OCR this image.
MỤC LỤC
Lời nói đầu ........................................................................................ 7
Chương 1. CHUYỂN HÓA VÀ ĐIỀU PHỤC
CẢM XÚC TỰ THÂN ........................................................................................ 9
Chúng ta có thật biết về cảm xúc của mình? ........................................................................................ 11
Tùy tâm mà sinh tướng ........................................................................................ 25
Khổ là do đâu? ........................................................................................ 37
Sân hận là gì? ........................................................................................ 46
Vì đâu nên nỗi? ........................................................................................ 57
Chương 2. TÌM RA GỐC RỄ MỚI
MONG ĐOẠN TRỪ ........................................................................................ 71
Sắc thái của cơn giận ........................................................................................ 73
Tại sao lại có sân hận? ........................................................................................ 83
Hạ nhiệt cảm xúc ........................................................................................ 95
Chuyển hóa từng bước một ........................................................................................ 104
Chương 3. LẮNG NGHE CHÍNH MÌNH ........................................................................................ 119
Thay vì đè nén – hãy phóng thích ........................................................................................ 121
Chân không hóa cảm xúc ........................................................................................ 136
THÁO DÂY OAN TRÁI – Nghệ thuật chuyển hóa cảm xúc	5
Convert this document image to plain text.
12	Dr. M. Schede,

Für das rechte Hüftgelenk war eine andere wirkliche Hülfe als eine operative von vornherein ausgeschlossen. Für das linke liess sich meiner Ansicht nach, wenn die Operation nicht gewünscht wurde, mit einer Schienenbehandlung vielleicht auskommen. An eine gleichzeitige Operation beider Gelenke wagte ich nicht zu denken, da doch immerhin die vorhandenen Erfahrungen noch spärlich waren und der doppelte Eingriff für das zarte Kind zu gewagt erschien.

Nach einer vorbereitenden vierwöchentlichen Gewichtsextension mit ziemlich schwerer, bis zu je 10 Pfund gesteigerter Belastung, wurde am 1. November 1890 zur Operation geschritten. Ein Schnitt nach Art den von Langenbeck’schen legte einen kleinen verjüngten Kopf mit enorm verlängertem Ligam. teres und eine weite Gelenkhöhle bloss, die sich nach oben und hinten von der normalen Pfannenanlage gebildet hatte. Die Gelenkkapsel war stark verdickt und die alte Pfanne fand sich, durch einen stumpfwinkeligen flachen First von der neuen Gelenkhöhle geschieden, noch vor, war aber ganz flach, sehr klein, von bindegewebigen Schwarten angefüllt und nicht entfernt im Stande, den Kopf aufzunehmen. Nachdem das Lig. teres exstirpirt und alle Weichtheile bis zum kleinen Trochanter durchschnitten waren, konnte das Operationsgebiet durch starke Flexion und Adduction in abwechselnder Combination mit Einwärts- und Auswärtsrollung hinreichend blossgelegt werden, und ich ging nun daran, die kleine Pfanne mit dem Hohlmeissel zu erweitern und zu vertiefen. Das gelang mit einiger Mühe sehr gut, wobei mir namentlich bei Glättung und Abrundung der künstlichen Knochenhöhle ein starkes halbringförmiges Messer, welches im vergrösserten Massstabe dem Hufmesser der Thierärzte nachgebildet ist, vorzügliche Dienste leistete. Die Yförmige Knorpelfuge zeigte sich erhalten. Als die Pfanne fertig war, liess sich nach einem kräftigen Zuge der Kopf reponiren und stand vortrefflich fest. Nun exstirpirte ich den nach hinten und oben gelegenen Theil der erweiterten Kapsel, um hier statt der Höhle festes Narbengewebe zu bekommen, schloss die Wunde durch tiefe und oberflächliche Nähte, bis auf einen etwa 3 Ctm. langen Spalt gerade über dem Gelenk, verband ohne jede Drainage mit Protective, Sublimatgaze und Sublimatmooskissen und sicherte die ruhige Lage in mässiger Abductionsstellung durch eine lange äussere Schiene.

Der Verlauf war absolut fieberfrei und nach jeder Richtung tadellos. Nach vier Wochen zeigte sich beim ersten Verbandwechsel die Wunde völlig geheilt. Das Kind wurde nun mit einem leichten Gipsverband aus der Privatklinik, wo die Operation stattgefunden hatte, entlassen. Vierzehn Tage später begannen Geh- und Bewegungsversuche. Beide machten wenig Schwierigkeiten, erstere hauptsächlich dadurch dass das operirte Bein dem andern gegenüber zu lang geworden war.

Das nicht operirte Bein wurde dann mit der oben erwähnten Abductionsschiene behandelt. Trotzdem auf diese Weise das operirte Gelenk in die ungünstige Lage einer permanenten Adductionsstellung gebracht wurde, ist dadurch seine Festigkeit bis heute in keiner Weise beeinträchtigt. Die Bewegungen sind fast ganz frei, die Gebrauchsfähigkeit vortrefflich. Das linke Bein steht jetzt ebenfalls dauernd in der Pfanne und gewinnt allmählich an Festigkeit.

....

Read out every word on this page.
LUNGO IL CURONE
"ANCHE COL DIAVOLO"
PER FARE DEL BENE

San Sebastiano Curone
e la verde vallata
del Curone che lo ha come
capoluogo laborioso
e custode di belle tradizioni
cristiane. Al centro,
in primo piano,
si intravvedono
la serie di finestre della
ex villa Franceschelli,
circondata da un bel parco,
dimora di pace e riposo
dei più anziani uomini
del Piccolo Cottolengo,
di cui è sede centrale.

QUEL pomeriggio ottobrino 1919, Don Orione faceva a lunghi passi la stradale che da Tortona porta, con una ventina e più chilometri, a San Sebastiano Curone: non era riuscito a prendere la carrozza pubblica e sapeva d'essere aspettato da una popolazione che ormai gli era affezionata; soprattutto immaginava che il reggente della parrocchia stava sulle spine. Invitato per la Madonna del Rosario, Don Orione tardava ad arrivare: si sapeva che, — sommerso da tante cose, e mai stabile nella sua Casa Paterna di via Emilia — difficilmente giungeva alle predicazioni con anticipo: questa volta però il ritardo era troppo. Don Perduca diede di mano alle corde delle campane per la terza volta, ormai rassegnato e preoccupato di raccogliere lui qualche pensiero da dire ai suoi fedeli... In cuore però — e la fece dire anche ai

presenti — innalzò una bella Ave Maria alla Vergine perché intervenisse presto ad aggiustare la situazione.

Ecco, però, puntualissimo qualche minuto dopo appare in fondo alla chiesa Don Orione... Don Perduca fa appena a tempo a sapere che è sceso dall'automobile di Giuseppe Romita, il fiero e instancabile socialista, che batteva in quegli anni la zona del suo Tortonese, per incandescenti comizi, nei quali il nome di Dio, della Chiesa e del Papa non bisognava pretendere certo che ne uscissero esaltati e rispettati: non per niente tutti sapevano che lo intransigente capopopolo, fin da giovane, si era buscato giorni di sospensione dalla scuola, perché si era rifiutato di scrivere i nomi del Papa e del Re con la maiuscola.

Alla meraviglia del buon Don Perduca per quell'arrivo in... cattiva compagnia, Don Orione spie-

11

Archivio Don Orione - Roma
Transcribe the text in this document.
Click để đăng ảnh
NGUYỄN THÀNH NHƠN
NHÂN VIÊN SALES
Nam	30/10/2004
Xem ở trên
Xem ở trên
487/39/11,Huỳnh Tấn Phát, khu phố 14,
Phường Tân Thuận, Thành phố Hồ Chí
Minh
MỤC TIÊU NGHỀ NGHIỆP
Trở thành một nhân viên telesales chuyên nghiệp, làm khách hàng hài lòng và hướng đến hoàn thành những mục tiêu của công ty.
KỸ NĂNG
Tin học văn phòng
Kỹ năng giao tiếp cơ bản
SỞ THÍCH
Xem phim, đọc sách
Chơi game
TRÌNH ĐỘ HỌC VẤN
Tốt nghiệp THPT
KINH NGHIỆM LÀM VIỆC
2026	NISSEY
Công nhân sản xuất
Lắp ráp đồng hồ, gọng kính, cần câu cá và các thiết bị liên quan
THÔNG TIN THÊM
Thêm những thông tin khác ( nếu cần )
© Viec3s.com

....

__Do this__.
Scan the material above. Return every line containing the string "những".

__Task result__.
Trở thành một nhân viên telesales chuyên nghiệp, làm khách hàng hài lòng và hướng đến hoàn thành những mục tiêu của công ty.
Thêm những thông tin khác ( nếu cần )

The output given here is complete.